> **Given instruction**: Search the listing below for the string "испытаний" and show each line that contains it.

> **Input material**:
┄┄┄┄┄┄
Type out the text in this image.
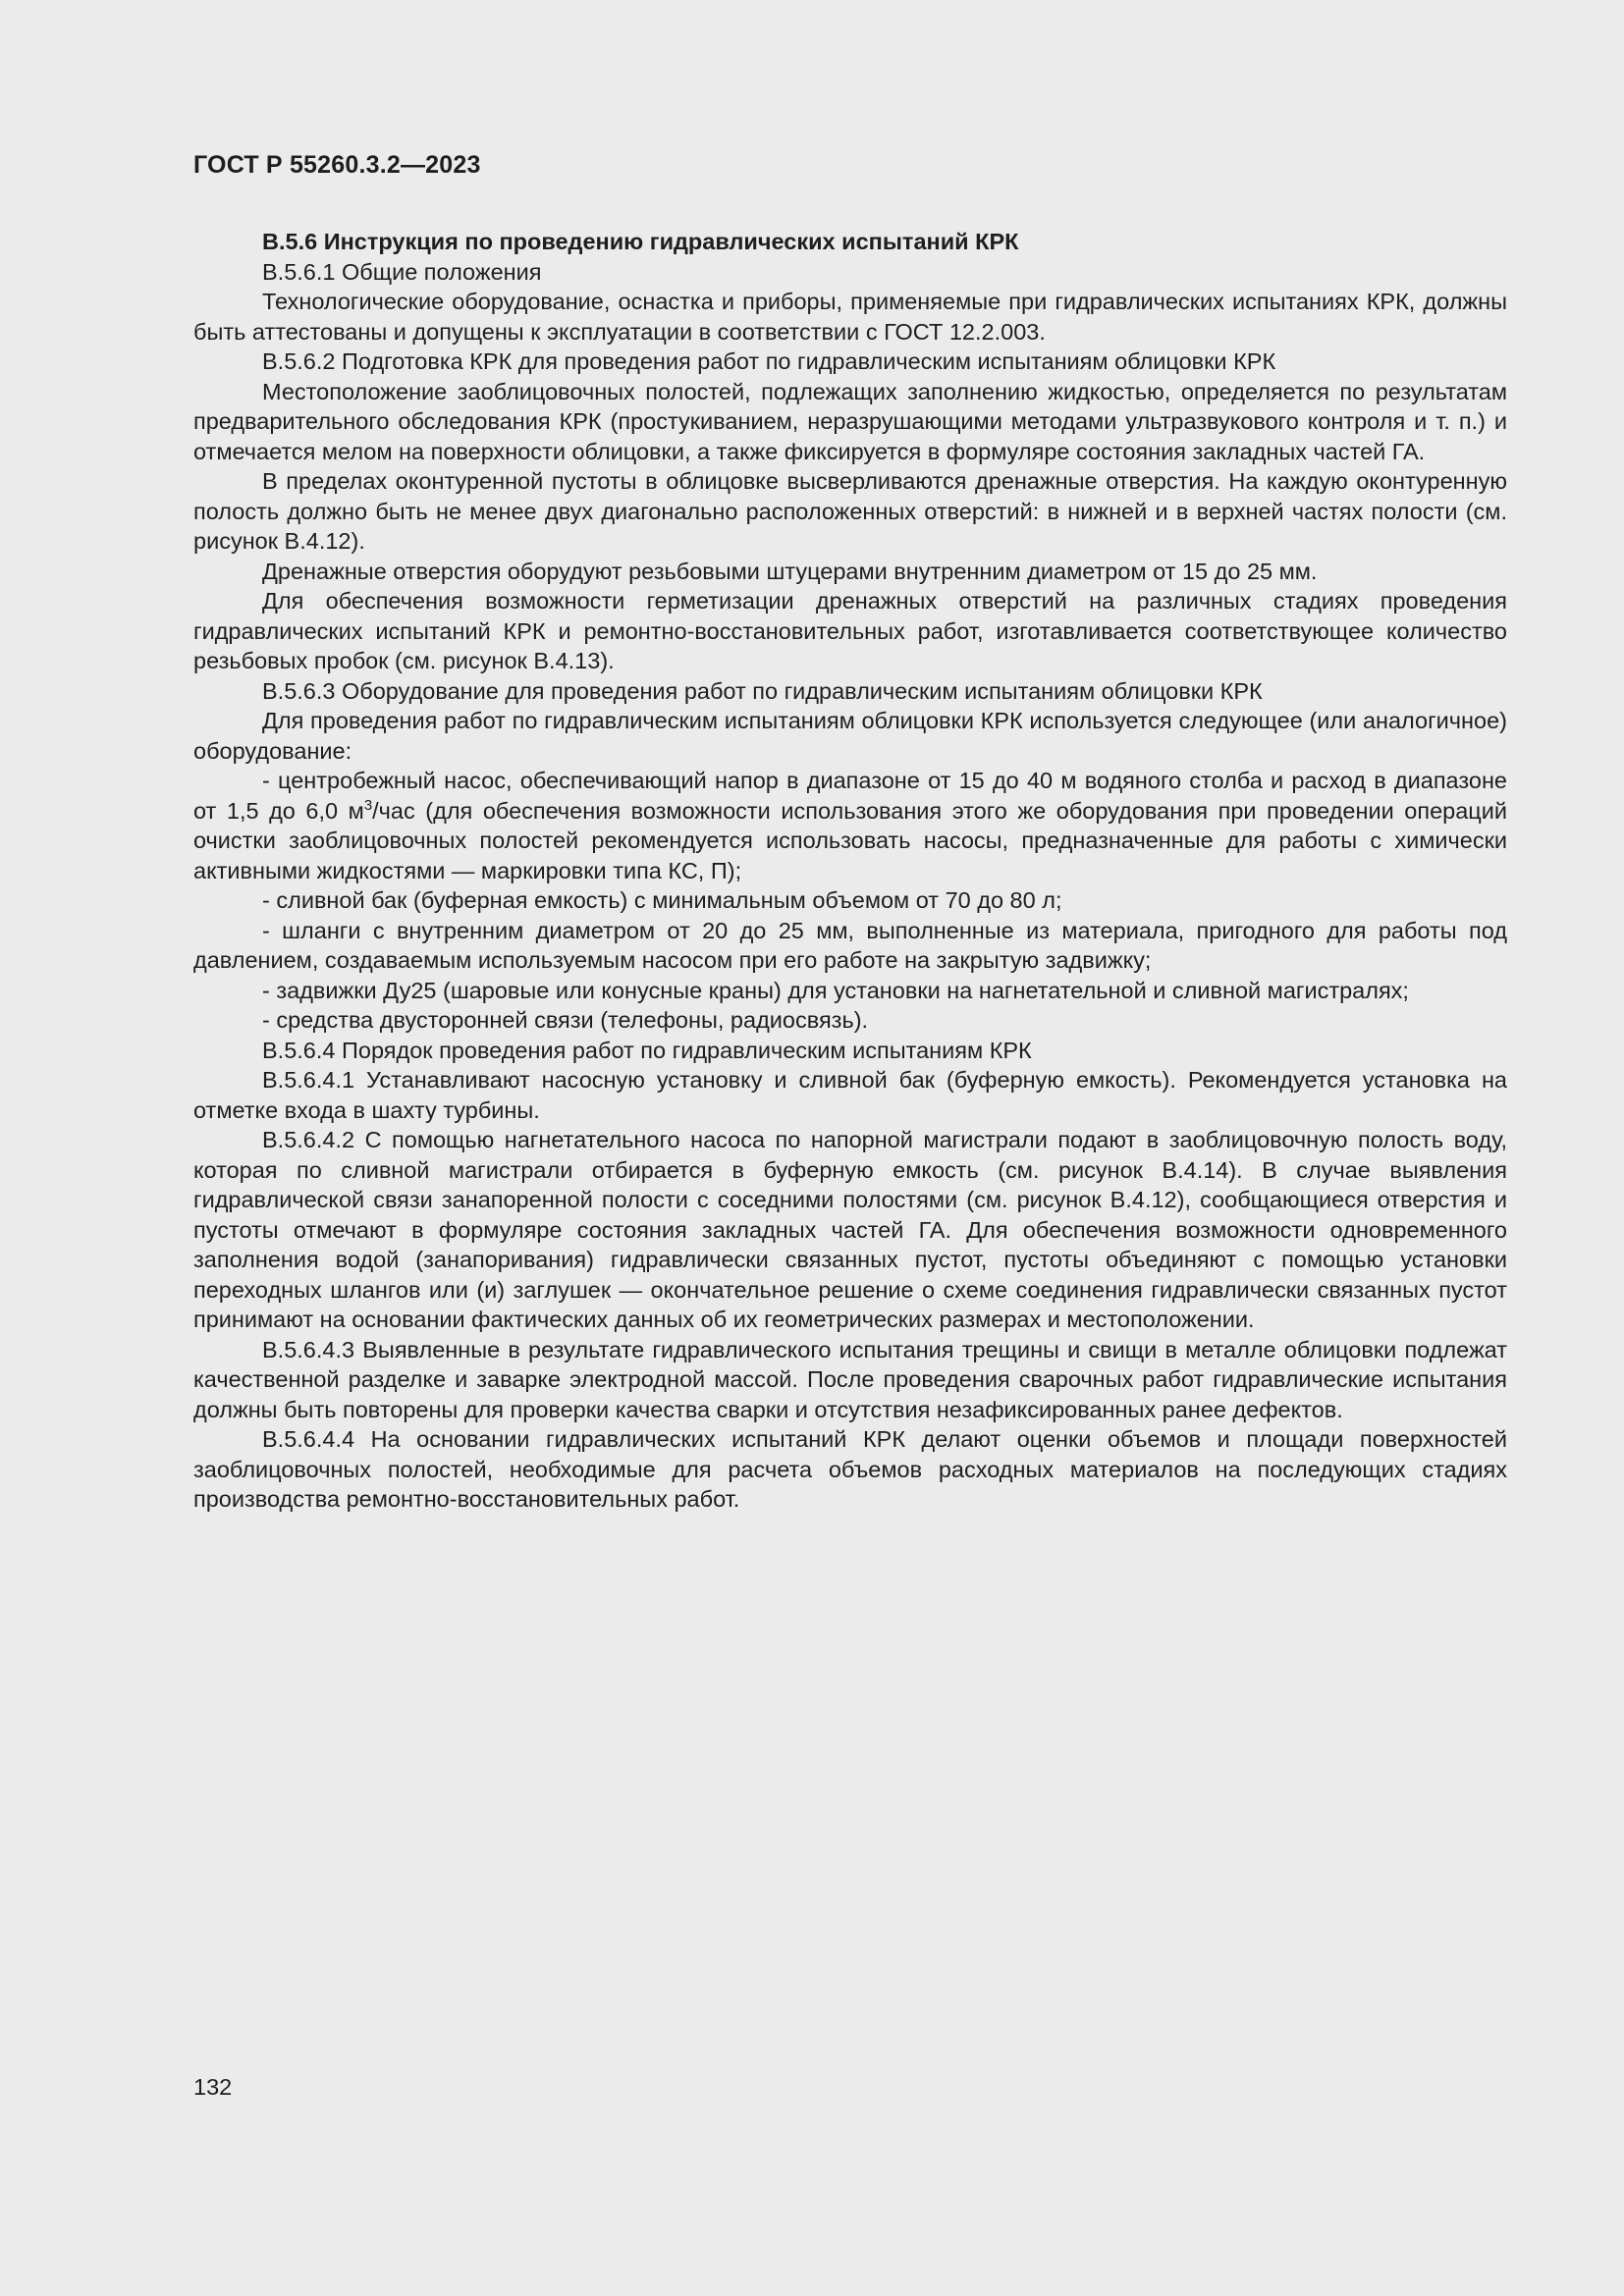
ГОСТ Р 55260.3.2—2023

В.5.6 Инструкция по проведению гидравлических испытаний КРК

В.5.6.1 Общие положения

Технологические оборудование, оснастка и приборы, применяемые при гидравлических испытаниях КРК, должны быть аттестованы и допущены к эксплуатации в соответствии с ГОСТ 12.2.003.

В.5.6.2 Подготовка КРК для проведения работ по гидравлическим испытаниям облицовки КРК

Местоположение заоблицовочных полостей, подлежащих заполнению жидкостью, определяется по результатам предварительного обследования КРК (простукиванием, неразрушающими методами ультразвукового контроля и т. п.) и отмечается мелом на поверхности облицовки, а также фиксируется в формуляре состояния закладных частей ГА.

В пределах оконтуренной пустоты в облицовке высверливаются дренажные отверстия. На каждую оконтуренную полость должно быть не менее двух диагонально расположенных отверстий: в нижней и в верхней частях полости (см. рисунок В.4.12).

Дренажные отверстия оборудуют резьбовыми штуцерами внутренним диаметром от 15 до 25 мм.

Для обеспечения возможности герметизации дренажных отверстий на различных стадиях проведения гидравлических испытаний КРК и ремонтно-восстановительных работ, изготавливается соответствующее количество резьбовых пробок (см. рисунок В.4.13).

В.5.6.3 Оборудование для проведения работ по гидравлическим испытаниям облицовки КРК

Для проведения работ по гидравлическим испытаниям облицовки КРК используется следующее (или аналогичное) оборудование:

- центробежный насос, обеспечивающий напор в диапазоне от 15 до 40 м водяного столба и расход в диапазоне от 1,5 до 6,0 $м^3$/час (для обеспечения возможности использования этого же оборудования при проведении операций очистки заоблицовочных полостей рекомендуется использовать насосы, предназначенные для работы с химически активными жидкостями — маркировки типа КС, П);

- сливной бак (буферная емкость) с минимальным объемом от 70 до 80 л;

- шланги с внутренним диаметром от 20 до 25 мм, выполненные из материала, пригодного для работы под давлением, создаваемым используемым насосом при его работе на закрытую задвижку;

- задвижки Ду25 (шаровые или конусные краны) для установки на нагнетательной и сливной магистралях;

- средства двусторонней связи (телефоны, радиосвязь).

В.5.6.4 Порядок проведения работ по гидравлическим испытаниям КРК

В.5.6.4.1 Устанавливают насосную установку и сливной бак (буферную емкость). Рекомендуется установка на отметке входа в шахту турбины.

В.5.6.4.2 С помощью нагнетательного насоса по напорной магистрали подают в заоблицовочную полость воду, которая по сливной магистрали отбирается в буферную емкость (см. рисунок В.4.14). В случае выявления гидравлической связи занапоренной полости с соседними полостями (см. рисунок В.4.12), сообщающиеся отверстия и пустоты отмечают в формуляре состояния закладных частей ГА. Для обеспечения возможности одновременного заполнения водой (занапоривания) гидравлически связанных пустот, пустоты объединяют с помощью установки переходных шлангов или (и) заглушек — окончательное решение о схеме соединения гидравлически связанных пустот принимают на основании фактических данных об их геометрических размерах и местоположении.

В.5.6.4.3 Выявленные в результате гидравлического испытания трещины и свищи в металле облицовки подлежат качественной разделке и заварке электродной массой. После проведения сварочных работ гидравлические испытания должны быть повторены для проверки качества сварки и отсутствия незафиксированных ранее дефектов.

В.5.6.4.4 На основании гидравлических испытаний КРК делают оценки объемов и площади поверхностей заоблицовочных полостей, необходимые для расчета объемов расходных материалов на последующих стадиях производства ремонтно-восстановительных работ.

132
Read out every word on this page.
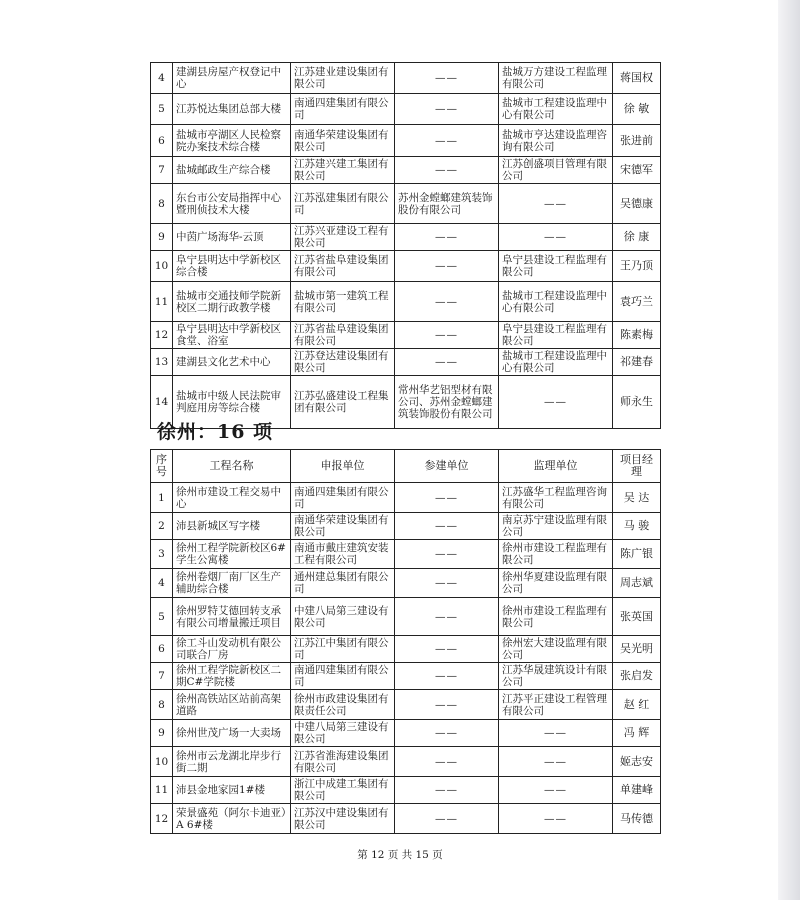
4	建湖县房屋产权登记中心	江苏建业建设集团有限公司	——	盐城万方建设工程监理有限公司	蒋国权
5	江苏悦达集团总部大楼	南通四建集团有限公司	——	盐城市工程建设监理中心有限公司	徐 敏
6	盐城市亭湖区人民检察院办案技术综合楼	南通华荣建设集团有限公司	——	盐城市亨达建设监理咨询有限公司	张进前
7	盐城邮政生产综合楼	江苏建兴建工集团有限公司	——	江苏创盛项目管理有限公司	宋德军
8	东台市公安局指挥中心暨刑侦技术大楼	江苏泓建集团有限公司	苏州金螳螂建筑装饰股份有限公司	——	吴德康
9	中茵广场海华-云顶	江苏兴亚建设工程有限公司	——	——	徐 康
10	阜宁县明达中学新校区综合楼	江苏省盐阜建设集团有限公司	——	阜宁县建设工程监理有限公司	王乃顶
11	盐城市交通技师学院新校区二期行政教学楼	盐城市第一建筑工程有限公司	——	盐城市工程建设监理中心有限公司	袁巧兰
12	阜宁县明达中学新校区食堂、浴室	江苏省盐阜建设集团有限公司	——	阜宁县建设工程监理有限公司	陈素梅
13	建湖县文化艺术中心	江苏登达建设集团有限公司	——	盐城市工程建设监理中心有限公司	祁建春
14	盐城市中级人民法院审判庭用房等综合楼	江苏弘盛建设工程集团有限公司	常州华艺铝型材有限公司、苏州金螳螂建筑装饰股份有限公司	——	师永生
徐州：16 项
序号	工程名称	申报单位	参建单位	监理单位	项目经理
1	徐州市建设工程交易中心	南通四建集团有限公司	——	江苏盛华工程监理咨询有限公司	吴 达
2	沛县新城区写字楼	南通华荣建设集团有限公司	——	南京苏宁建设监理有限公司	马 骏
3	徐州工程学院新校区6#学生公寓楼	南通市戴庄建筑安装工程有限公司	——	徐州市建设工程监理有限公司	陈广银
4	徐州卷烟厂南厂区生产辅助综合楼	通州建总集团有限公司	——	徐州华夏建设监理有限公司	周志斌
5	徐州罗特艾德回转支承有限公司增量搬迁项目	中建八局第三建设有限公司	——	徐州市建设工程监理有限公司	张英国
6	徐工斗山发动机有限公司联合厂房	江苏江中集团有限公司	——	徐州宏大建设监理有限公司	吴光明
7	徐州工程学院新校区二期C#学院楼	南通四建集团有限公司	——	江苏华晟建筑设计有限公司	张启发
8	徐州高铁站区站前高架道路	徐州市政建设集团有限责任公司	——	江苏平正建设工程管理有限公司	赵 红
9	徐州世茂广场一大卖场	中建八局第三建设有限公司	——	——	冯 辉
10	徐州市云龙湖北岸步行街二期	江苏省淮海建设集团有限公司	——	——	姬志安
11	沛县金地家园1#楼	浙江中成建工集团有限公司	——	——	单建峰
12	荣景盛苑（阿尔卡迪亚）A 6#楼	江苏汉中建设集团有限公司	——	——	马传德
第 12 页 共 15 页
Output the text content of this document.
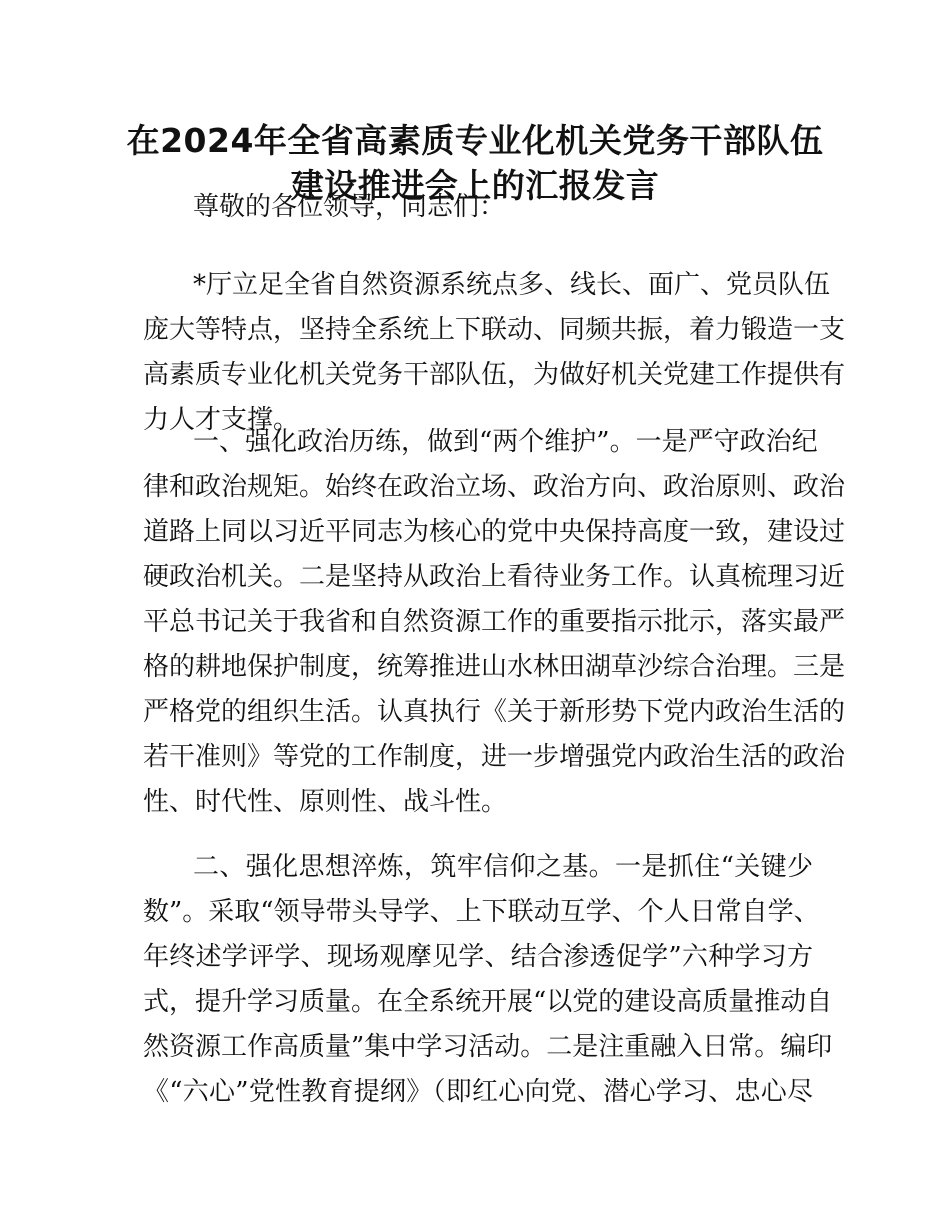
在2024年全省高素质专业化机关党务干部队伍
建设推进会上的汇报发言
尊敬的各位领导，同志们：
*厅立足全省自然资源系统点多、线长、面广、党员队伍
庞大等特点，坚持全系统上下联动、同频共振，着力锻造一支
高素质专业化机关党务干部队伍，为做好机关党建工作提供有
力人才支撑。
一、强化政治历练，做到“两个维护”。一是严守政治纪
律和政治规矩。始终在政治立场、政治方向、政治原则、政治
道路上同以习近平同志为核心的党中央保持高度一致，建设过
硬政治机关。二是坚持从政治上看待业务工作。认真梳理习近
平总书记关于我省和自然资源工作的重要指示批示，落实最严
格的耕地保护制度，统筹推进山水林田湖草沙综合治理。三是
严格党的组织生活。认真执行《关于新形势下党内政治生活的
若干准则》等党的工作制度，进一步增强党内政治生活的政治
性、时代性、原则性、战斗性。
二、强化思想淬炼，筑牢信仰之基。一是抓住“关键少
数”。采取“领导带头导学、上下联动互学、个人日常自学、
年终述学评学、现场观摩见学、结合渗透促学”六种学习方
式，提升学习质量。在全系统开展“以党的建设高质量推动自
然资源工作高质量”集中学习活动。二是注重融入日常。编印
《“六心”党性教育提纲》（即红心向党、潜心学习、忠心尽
┄┄┄┄┄┄
> **Solution to this exercise**:
В.5.6 Инструкция по проведению гидравлических испытаний КРК
Для обеспечения возможности герметизации дренажных отверстий на различных стадиях проведения гидравлических испытаний КРК и ремонтно-восстановительных работ, изготавливается соответствующее количество резьбовых пробок (см. рисунок В.4.13).
В.5.6.4.4 На основании гидравлических испытаний КРК делают оценки объемов и площади поверхностей заоблицовочных полостей, необходимые для расчета объемов расходных материалов на последующих стадиях производства ремонтно-восстановительных работ.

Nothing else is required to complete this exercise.